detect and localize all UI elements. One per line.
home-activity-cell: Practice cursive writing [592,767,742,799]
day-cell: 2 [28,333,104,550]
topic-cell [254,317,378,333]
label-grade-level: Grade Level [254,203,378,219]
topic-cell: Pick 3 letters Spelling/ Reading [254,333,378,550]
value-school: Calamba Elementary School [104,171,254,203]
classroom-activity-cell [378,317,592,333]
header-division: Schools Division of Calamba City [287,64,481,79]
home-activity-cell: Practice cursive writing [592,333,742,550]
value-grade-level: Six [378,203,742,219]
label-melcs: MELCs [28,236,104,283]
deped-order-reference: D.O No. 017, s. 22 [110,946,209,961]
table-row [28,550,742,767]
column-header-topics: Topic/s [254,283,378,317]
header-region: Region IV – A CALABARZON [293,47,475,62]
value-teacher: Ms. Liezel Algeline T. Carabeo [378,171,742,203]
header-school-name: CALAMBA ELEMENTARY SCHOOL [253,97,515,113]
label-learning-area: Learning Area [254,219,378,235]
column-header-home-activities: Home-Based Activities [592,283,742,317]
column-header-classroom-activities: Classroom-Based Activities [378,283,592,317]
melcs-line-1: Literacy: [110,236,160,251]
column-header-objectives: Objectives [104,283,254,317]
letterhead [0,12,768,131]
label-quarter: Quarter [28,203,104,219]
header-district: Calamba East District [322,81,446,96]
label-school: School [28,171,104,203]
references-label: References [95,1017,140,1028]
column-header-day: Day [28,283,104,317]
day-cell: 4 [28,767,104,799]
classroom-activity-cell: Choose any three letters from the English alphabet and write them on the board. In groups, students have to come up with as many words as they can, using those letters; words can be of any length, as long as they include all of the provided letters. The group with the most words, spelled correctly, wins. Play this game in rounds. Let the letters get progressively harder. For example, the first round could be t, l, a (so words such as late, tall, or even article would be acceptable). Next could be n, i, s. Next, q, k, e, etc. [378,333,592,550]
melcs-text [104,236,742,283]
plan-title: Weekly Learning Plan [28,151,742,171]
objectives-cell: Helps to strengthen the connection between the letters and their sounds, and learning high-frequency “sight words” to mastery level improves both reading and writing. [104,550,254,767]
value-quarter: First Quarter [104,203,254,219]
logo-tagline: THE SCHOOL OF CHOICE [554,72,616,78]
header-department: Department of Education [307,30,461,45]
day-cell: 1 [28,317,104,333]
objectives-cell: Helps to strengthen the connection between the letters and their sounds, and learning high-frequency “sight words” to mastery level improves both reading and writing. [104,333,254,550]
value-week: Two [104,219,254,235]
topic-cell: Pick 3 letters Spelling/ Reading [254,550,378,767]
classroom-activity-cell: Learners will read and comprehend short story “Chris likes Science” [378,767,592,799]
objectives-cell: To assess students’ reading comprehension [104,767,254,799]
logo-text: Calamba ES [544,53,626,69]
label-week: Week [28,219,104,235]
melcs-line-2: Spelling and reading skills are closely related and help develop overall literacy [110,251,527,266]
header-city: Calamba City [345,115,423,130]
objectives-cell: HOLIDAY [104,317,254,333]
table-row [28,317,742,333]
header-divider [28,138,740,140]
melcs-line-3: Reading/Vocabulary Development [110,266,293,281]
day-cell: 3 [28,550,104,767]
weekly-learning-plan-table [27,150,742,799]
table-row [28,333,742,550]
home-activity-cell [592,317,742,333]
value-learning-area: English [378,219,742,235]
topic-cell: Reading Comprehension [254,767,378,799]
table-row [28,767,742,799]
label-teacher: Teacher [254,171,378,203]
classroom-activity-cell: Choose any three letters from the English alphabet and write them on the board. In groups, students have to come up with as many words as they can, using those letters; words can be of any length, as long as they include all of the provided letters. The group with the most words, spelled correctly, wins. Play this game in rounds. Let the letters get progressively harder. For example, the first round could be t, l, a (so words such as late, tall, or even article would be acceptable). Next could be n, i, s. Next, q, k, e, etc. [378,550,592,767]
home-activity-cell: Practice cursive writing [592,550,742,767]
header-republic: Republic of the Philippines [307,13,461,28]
————
* _What you should do_
Rewrite every line of the listing, replacing "Practice cursive writing" with "Practice handwriting drills" wherever it appears and leaving everything else as it is.

* _The reply_
detect and localize all UI elements. One per line.
home-activity-cell: Practice handwriting drills [592,767,742,799]
day-cell: 2 [28,333,104,550]
topic-cell [254,317,378,333]
label-grade-level: Grade Level [254,203,378,219]
topic-cell: Pick 3 letters Spelling/ Reading [254,333,378,550]
value-school: Calamba Elementary School [104,171,254,203]
classroom-activity-cell [378,317,592,333]
header-division: Schools Division of Calamba City [287,64,481,79]
home-activity-cell: Practice handwriting drills [592,333,742,550]
value-grade-level: Six [378,203,742,219]
label-melcs: MELCs [28,236,104,283]
deped-order-reference: D.O No. 017, s. 22 [110,946,209,961]
table-row [28,550,742,767]
column-header-topics: Topic/s [254,283,378,317]
header-region: Region IV – A CALABARZON [293,47,475,62]
value-teacher: Ms. Liezel Algeline T. Carabeo [378,171,742,203]
header-school-name: CALAMBA ELEMENTARY SCHOOL [253,97,515,113]
label-learning-area: Learning Area [254,219,378,235]
column-header-home-activities: Home-Based Activities [592,283,742,317]
column-header-classroom-activities: Classroom-Based Activities [378,283,592,317]
melcs-line-1: Literacy: [110,236,160,251]
column-header-objectives: Objectives [104,283,254,317]
letterhead [0,12,768,131]
label-quarter: Quarter [28,203,104,219]
header-district: Calamba East District [322,81,446,96]
label-school: School [28,171,104,203]
references-label: References [95,1017,140,1028]
column-header-day: Day [28,283,104,317]
day-cell: 4 [28,767,104,799]
classroom-activity-cell: Choose any three letters from the English alphabet and write them on the board. In groups, students have to come up with as many words as they can, using those letters; words can be of any length, as long as they include all of the provided letters. The group with the most words, spelled correctly, wins. Play this game in rounds. Let the letters get progressively harder. For example, the first round could be t, l, a (so words such as late, tall, or even article would be acceptable). Next could be n, i, s. Next, q, k, e, etc. [378,333,592,550]
melcs-text [104,236,742,283]
plan-title: Weekly Learning Plan [28,151,742,171]
objectives-cell: Helps to strengthen the connection between the letters and their sounds, and learning high-frequency “sight words” to mastery level improves both reading and writing. [104,550,254,767]
value-quarter: First Quarter [104,203,254,219]
logo-tagline: THE SCHOOL OF CHOICE [554,72,616,78]
header-department: Department of Education [307,30,461,45]
day-cell: 1 [28,317,104,333]
objectives-cell: Helps to strengthen the connection between the letters and their sounds, and learning high-frequency “sight words” to mastery level improves both reading and writing. [104,333,254,550]
value-week: Two [104,219,254,235]
topic-cell: Pick 3 letters Spelling/ Reading [254,550,378,767]
classroom-activity-cell: Learners will read and comprehend short story “Chris likes Science” [378,767,592,799]
objectives-cell: To assess students’ reading comprehension [104,767,254,799]
logo-text: Calamba ES [544,53,626,69]
label-week: Week [28,219,104,235]
melcs-line-2: Spelling and reading skills are closely related and help develop overall literacy [110,251,527,266]
header-city: Calamba City [345,115,423,130]
objectives-cell: HOLIDAY [104,317,254,333]
table-row [28,317,742,333]
header-divider [28,138,740,140]
melcs-line-3: Reading/Vocabulary Development [110,266,293,281]
day-cell: 3 [28,550,104,767]
weekly-learning-plan-table [27,150,742,799]
table-row [28,333,742,550]
home-activity-cell [592,317,742,333]
value-learning-area: English [378,219,742,235]
topic-cell: Reading Comprehension [254,767,378,799]
table-row [28,767,742,799]
label-teacher: Teacher [254,171,378,203]
classroom-activity-cell: Choose any three letters from the English alphabet and write them on the board. In groups, students have to come up with as many words as they can, using those letters; words can be of any length, as long as they include all of the provided letters. The group with the most words, spelled correctly, wins. Play this game in rounds. Let the letters get progressively harder. For example, the first round could be t, l, a (so words such as late, tall, or even article would be acceptable). Next could be n, i, s. Next, q, k, e, etc. [378,550,592,767]
home-activity-cell: Practice handwriting drills [592,550,742,767]
header-republic: Republic of the Philippines [307,13,461,28]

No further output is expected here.